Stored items
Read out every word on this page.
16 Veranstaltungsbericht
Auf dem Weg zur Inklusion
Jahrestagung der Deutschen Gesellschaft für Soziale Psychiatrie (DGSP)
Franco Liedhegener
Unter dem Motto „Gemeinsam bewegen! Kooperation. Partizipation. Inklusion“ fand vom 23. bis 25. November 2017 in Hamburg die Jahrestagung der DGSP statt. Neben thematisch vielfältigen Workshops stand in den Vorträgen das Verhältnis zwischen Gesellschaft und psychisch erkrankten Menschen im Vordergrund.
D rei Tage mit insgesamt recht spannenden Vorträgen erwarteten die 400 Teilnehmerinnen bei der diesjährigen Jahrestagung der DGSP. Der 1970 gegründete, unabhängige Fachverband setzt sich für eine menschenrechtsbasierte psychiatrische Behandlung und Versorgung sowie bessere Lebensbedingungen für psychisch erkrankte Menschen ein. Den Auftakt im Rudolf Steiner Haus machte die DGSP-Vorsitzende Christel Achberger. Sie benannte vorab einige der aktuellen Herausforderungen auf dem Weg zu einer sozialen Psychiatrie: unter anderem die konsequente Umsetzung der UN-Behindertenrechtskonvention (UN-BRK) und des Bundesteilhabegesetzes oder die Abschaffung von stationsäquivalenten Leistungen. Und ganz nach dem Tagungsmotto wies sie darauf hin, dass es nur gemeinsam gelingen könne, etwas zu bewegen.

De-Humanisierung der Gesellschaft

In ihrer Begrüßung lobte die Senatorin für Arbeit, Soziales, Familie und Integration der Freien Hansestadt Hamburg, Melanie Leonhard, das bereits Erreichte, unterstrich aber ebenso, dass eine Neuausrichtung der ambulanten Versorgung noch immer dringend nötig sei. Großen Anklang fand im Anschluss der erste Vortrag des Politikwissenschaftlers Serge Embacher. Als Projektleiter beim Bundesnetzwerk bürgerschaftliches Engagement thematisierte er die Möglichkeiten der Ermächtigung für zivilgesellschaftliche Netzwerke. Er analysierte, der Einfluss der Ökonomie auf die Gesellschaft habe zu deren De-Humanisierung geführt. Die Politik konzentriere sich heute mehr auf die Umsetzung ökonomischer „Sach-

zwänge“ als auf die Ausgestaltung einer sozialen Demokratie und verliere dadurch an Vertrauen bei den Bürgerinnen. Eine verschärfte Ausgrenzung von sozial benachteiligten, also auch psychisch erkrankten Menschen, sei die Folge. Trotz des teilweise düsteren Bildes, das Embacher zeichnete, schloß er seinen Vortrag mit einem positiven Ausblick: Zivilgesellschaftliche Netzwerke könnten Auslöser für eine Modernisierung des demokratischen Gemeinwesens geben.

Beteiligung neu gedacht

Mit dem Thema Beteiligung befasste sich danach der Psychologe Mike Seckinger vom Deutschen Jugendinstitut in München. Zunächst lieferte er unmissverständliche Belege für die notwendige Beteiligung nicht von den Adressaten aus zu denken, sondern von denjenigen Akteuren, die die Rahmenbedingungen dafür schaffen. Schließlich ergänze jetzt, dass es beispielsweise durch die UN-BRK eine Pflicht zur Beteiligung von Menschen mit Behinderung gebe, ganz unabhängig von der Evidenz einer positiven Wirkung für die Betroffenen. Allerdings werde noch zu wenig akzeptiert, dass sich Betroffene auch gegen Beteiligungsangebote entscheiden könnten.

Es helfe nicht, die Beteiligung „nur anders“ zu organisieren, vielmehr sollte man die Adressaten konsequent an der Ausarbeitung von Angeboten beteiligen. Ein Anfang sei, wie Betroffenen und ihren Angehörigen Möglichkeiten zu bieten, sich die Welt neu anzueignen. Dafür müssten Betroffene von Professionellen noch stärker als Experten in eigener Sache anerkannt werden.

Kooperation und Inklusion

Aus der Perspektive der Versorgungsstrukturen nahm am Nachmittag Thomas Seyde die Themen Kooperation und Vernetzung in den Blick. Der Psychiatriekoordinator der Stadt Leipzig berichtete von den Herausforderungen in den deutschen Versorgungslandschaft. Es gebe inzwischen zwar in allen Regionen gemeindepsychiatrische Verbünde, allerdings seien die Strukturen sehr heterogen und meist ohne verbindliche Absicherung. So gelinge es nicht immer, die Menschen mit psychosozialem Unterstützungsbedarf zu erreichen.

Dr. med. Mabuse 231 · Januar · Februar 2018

> **TASK REQUIREMENTS**
Print every entry exactly as it appears.

> **OUTPUT FOR THIS EXERCISE**
Read out every word on this page.
16 Veranstaltungsbericht
Auf dem Weg zur Inklusion
Jahrestagung der Deutschen Gesellschaft für Soziale Psychiatrie (DGSP)
Franco Liedhegener
Unter dem Motto „Gemeinsam bewegen! Kooperation. Partizipation. Inklusion“ fand vom 23. bis 25. November 2017 in Hamburg die Jahrestagung der DGSP statt. Neben thematisch vielfältigen Workshops stand in den Vorträgen das Verhältnis zwischen Gesellschaft und psychisch erkrankten Menschen im Vordergrund.
D rei Tage mit insgesamt recht spannenden Vorträgen erwarteten die 400 Teilnehmerinnen bei der diesjährigen Jahrestagung der DGSP. Der 1970 gegründete, unabhängige Fachverband setzt sich für eine menschenrechtsbasierte psychiatrische Behandlung und Versorgung sowie bessere Lebensbedingungen für psychisch erkrankte Menschen ein. Den Auftakt im Rudolf Steiner Haus machte die DGSP-Vorsitzende Christel Achberger. Sie benannte vorab einige der aktuellen Herausforderungen auf dem Weg zu einer sozialen Psychiatrie: unter anderem die konsequente Umsetzung der UN-Behindertenrechtskonvention (UN-BRK) und des Bundesteilhabegesetzes oder die Abschaffung von stationsäquivalenten Leistungen. Und ganz nach dem Tagungsmotto wies sie darauf hin, dass es nur gemeinsam gelingen könne, etwas zu bewegen.

De-Humanisierung der Gesellschaft

In ihrer Begrüßung lobte die Senatorin für Arbeit, Soziales, Familie und Integration der Freien Hansestadt Hamburg, Melanie Leonhard, das bereits Erreichte, unterstrich aber ebenso, dass eine Neuausrichtung der ambulanten Versorgung noch immer dringend nötig sei. Großen Anklang fand im Anschluss der erste Vortrag des Politikwissenschaftlers Serge Embacher. Als Projektleiter beim Bundesnetzwerk bürgerschaftliches Engagement thematisierte er die Möglichkeiten der Ermächtigung für zivilgesellschaftliche Netzwerke. Er analysierte, der Einfluss der Ökonomie auf die Gesellschaft habe zu deren De-Humanisierung geführt. Die Politik konzentriere sich heute mehr auf die Umsetzung ökonomischer „Sach-

zwänge“ als auf die Ausgestaltung einer sozialen Demokratie und verliere dadurch an Vertrauen bei den Bürgerinnen. Eine verschärfte Ausgrenzung von sozial benachteiligten, also auch psychisch erkrankten Menschen, sei die Folge. Trotz des teilweise düsteren Bildes, das Embacher zeichnete, schloß er seinen Vortrag mit einem positiven Ausblick: Zivilgesellschaftliche Netzwerke könnten Auslöser für eine Modernisierung des demokratischen Gemeinwesens geben.

Beteiligung neu gedacht

Mit dem Thema Beteiligung befasste sich danach der Psychologe Mike Seckinger vom Deutschen Jugendinstitut in München. Zunächst lieferte er unmissverständliche Belege für die notwendige Beteiligung nicht von den Adressaten aus zu denken, sondern von denjenigen Akteuren, die die Rahmenbedingungen dafür schaffen. Schließlich ergänze jetzt, dass es beispielsweise durch die UN-BRK eine Pflicht zur Beteiligung von Menschen mit Behinderung gebe, ganz unabhängig von der Evidenz einer positiven Wirkung für die Betroffenen. Allerdings werde noch zu wenig akzeptiert, dass sich Betroffene auch gegen Beteiligungsangebote entscheiden könnten.

Es helfe nicht, die Beteiligung „nur anders“ zu organisieren, vielmehr sollte man die Adressaten konsequent an der Ausarbeitung von Angeboten beteiligen. Ein Anfang sei, wie Betroffenen und ihren Angehörigen Möglichkeiten zu bieten, sich die Welt neu anzueignen. Dafür müssten Betroffene von Professionellen noch stärker als Experten in eigener Sache anerkannt werden.

Kooperation und Inklusion

Aus der Perspektive der Versorgungsstrukturen nahm am Nachmittag Thomas Seyde die Themen Kooperation und Vernetzung in den Blick. Der Psychiatriekoordinator der Stadt Leipzig berichtete von den Herausforderungen in den deutschen Versorgungslandschaft. Es gebe inzwischen zwar in allen Regionen gemeindepsychiatrische Verbünde, allerdings seien die Strukturen sehr heterogen und meist ohne verbindliche Absicherung. So gelinge es nicht immer, die Menschen mit psychosozialem Unterstützungsbedarf zu erreichen.

Dr. med. Mabuse 231 · Januar · Februar 2018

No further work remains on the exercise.